## Stored records
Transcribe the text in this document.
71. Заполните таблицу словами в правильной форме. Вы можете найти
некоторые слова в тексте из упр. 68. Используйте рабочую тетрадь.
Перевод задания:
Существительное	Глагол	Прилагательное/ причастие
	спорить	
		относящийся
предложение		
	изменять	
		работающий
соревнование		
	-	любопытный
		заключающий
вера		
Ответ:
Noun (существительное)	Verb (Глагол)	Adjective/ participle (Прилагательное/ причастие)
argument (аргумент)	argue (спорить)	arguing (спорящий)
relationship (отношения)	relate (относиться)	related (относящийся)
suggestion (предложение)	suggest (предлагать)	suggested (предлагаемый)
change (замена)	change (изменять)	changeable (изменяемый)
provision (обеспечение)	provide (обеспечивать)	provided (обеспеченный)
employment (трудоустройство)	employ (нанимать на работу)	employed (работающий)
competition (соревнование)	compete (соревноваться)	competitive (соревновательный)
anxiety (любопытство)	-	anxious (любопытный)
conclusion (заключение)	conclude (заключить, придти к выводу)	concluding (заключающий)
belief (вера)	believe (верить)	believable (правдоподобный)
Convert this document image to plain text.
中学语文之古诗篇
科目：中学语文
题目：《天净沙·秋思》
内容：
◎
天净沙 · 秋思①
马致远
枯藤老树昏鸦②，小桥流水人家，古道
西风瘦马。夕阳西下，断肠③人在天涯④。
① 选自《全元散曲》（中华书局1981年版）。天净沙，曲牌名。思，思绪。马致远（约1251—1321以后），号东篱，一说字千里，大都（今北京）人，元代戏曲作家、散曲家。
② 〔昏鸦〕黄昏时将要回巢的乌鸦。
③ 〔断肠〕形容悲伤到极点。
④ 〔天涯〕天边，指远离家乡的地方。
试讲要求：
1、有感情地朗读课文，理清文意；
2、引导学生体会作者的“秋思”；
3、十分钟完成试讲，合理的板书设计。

## YOUR TASK
The required output is the span of lines from the one containing "Convert this document image to plain text." to the last line, reproduced character for character.

## WRITTEN REPLY
Convert this document image to plain text.
中学语文之古诗篇
科目：中学语文
题目：《天净沙·秋思》
内容：
◎
天净沙 · 秋思①
马致远
枯藤老树昏鸦②，小桥流水人家，古道
西风瘦马。夕阳西下，断肠③人在天涯④。
① 选自《全元散曲》（中华书局1981年版）。天净沙，曲牌名。思，思绪。马致远（约1251—1321以后），号东篱，一说字千里，大都（今北京）人，元代戏曲作家、散曲家。
② 〔昏鸦〕黄昏时将要回巢的乌鸦。
③ 〔断肠〕形容悲伤到极点。
④ 〔天涯〕天边，指远离家乡的地方。
试讲要求：
1、有感情地朗读课文，理清文意；
2、引导学生体会作者的“秋思”；
3、十分钟完成试讲，合理的板书设计。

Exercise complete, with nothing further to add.